Can you copy out the data exactly? Leave the images out.

◆ ◆ ◆

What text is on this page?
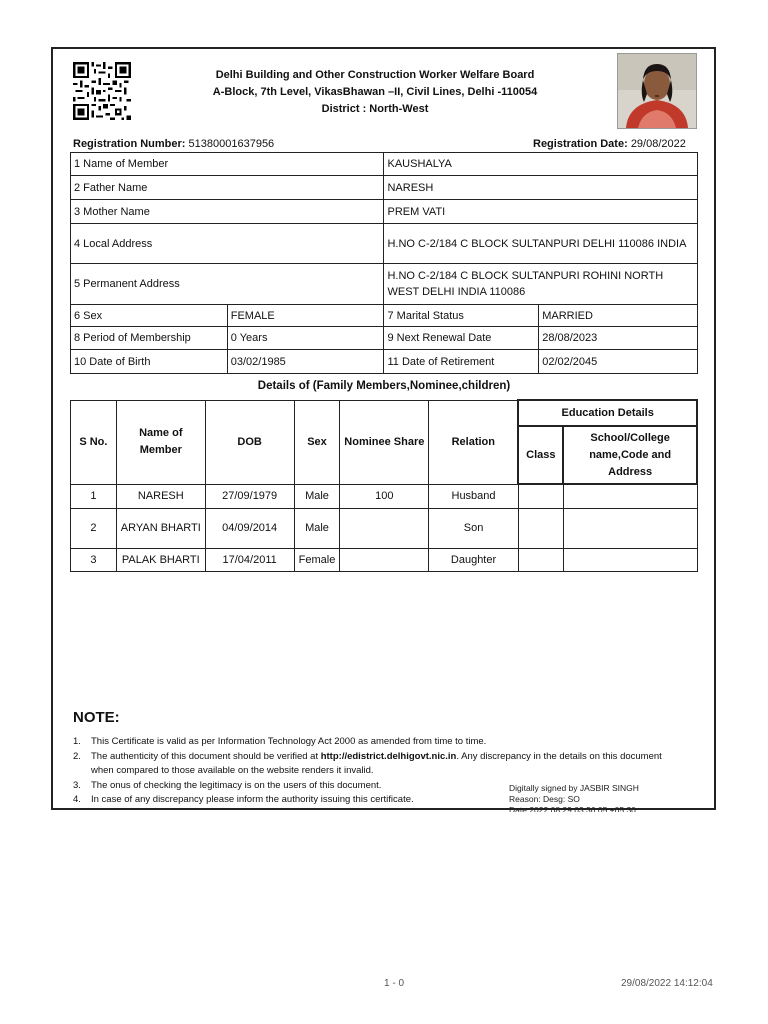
Delhi Building and Other Construction Worker Welfare Board
A-Block, 7th Level, VikasBhawan –II, Civil Lines, Delhi -110054
District : North-West
Registration Number: 51380001637956	Registration Date: 29/08/2022
1 Name of Member		KAUSHALYA	
2 Father Name		NARESH	
3 Mother Name		PREM VATI	
4 Local Address		H.NO C-2/184 C BLOCK SULTANPURI DELHI 110086 INDIA	
5 Permanent Address		H.NO C-2/184 C BLOCK SULTANPURI ROHINI NORTH WEST DELHI INDIA 110086	
6 Sex	FEMALE	7 Marital Status	MARRIED
8 Period of Membership	0 Years	9 Next Renewal Date	28/08/2023
10 Date of Birth	03/02/1985	11 Date of Retirement	02/02/2045
Details of (Family Members,Nominee,children)
S No.	Name of Member	DOB	Sex	Nominee Share	Relation	Education Details	
						Class	School/College name,Code and Address
1	NARESH	27/09/1979	Male	100	Husband		
2	ARYAN BHARTI	04/09/2014	Male		Son		
3	PALAK BHARTI	17/04/2011	Female		Daughter		
NOTE:
1. This Certificate is valid as per Information Technology Act 2000 as amended from time to time.
2. The authenticity of this document should be verified at http://edistrict.delhigovt.nic.in. Any discrepancy in the details on this document when compared to those available on the website renders it invalid.
3. The onus of checking the legitimacy is on the users of this document.
4. In case of any discrepancy please inform the authority issuing this certificate.
Digitally signed by JASBIR SINGH
Reason: Desg: SO
Date:2022.08.29 03:36:05 +05:30
1 - 0	29/08/2022 14:12:04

◆ ◆ ◆

● **IN RESPONSE**:
What text is on this page?
Delhi Building and Other Construction Worker Welfare Board
A-Block, 7th Level, VikasBhawan –II, Civil Lines, Delhi -110054
District : North-West
Registration Number: 51380001637956	Registration Date: 29/08/2022
1 Name of Member		KAUSHALYA	
2 Father Name		NARESH	
3 Mother Name		PREM VATI	
4 Local Address		H.NO C-2/184 C BLOCK SULTANPURI DELHI 110086 INDIA	
5 Permanent Address		H.NO C-2/184 C BLOCK SULTANPURI ROHINI NORTH WEST DELHI INDIA 110086	
6 Sex	FEMALE	7 Marital Status	MARRIED
8 Period of Membership	0 Years	9 Next Renewal Date	28/08/2023
10 Date of Birth	03/02/1985	11 Date of Retirement	02/02/2045
Details of (Family Members,Nominee,children)
S No.	Name of Member	DOB	Sex	Nominee Share	Relation	Education Details	
						Class	School/College name,Code and Address
1	NARESH	27/09/1979	Male	100	Husband		
2	ARYAN BHARTI	04/09/2014	Male		Son		
3	PALAK BHARTI	17/04/2011	Female		Daughter		
NOTE:
1. This Certificate is valid as per Information Technology Act 2000 as amended from time to time.
2. The authenticity of this document should be verified at http://edistrict.delhigovt.nic.in. Any discrepancy in the details on this document when compared to those available on the website renders it invalid.
3. The onus of checking the legitimacy is on the users of this document.
4. In case of any discrepancy please inform the authority issuing this certificate.
Digitally signed by JASBIR SINGH
Reason: Desg: SO
Date:2022.08.29 03:36:05 +05:30
1 - 0	29/08/2022 14:12:04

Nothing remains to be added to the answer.